┌──

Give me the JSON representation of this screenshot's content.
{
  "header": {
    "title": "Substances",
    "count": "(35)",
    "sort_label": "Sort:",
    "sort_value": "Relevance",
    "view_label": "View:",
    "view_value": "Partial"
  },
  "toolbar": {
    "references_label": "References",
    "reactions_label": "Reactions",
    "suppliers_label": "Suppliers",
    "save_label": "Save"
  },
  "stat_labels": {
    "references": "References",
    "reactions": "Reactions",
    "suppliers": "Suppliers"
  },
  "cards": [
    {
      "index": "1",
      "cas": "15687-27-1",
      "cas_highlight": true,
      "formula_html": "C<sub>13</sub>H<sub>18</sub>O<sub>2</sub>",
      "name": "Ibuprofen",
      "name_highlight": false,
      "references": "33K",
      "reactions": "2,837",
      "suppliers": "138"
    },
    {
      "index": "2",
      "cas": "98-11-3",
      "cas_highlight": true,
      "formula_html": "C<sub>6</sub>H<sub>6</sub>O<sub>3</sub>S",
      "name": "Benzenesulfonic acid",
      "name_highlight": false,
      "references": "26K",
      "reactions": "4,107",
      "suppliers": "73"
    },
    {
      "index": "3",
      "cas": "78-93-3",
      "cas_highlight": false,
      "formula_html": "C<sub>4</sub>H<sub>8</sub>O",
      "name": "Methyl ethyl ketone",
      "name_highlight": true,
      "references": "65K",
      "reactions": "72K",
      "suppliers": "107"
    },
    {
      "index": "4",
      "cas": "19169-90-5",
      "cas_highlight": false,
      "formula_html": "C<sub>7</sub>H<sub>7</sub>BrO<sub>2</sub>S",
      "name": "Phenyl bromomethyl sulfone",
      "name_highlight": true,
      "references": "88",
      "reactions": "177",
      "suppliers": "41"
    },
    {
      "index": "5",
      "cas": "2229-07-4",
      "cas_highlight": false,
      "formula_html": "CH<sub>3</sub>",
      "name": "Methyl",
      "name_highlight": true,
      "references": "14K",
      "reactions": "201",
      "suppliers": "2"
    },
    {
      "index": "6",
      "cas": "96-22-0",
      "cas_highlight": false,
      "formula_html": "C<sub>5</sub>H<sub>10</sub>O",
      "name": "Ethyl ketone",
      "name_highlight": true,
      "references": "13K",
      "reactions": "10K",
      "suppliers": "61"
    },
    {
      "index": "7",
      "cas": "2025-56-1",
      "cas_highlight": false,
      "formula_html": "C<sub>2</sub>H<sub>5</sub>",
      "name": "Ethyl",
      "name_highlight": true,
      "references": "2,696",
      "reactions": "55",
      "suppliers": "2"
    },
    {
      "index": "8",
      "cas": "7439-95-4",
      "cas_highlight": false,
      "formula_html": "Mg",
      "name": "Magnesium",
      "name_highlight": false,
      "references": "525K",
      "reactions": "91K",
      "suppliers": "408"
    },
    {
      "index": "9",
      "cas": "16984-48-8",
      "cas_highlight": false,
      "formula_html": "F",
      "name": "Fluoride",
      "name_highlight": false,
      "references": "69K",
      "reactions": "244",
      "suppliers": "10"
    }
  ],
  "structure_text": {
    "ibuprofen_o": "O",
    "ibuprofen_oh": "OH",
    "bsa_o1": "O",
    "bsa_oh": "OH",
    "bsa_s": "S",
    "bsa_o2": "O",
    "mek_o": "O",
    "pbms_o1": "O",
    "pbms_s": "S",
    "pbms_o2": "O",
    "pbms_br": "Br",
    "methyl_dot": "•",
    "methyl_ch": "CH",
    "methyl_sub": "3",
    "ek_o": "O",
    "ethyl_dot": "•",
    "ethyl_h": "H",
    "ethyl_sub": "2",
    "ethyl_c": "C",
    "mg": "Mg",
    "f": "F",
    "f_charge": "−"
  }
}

└──

_OBJECTIVE_. Write the material out again in its entirety, exactly as shown.

_WORKED SOLUTION_.
Give me the JSON representation of this screenshot's content.
{
  "header": {
    "title": "Substances",
    "count": "(35)",
    "sort_label": "Sort:",
    "sort_value": "Relevance",
    "view_label": "View:",
    "view_value": "Partial"
  },
  "toolbar": {
    "references_label": "References",
    "reactions_label": "Reactions",
    "suppliers_label": "Suppliers",
    "save_label": "Save"
  },
  "stat_labels": {
    "references": "References",
    "reactions": "Reactions",
    "suppliers": "Suppliers"
  },
  "cards": [
    {
      "index": "1",
      "cas": "15687-27-1",
      "cas_highlight": true,
      "formula_html": "C<sub>13</sub>H<sub>18</sub>O<sub>2</sub>",
      "name": "Ibuprofen",
      "name_highlight": false,
      "references": "33K",
      "reactions": "2,837",
      "suppliers": "138"
    },
    {
      "index": "2",
      "cas": "98-11-3",
      "cas_highlight": true,
      "formula_html": "C<sub>6</sub>H<sub>6</sub>O<sub>3</sub>S",
      "name": "Benzenesulfonic acid",
      "name_highlight": false,
      "references": "26K",
      "reactions": "4,107",
      "suppliers": "73"
    },
    {
      "index": "3",
      "cas": "78-93-3",
      "cas_highlight": false,
      "formula_html": "C<sub>4</sub>H<sub>8</sub>O",
      "name": "Methyl ethyl ketone",
      "name_highlight": true,
      "references": "65K",
      "reactions": "72K",
      "suppliers": "107"
    },
    {
      "index": "4",
      "cas": "19169-90-5",
      "cas_highlight": false,
      "formula_html": "C<sub>7</sub>H<sub>7</sub>BrO<sub>2</sub>S",
      "name": "Phenyl bromomethyl sulfone",
      "name_highlight": true,
      "references": "88",
      "reactions": "177",
      "suppliers": "41"
    },
    {
      "index": "5",
      "cas": "2229-07-4",
      "cas_highlight": false,
      "formula_html": "CH<sub>3</sub>",
      "name": "Methyl",
      "name_highlight": true,
      "references": "14K",
      "reactions": "201",
      "suppliers": "2"
    },
    {
      "index": "6",
      "cas": "96-22-0",
      "cas_highlight": false,
      "formula_html": "C<sub>5</sub>H<sub>10</sub>O",
      "name": "Ethyl ketone",
      "name_highlight": true,
      "references": "13K",
      "reactions": "10K",
      "suppliers": "61"
    },
    {
      "index": "7",
      "cas": "2025-56-1",
      "cas_highlight": false,
      "formula_html": "C<sub>2</sub>H<sub>5</sub>",
      "name": "Ethyl",
      "name_highlight": true,
      "references": "2,696",
      "reactions": "55",
      "suppliers": "2"
    },
    {
      "index": "8",
      "cas": "7439-95-4",
      "cas_highlight": false,
      "formula_html": "Mg",
      "name": "Magnesium",
      "name_highlight": false,
      "references": "525K",
      "reactions": "91K",
      "suppliers": "408"
    },
    {
      "index": "9",
      "cas": "16984-48-8",
      "cas_highlight": false,
      "formula_html": "F",
      "name": "Fluoride",
      "name_highlight": false,
      "references": "69K",
      "reactions": "244",
      "suppliers": "10"
    }
  ],
  "structure_text": {
    "ibuprofen_o": "O",
    "ibuprofen_oh": "OH",
    "bsa_o1": "O",
    "bsa_oh": "OH",
    "bsa_s": "S",
    "bsa_o2": "O",
    "mek_o": "O",
    "pbms_o1": "O",
    "pbms_s": "S",
    "pbms_o2": "O",
    "pbms_br": "Br",
    "methyl_dot": "•",
    "methyl_ch": "CH",
    "methyl_sub": "3",
    "ek_o": "O",
    "ethyl_dot": "•",
    "ethyl_h": "H",
    "ethyl_sub": "2",
    "ethyl_c": "C",
    "mg": "Mg",
    "f": "F",
    "f_charge": "−"
  }
}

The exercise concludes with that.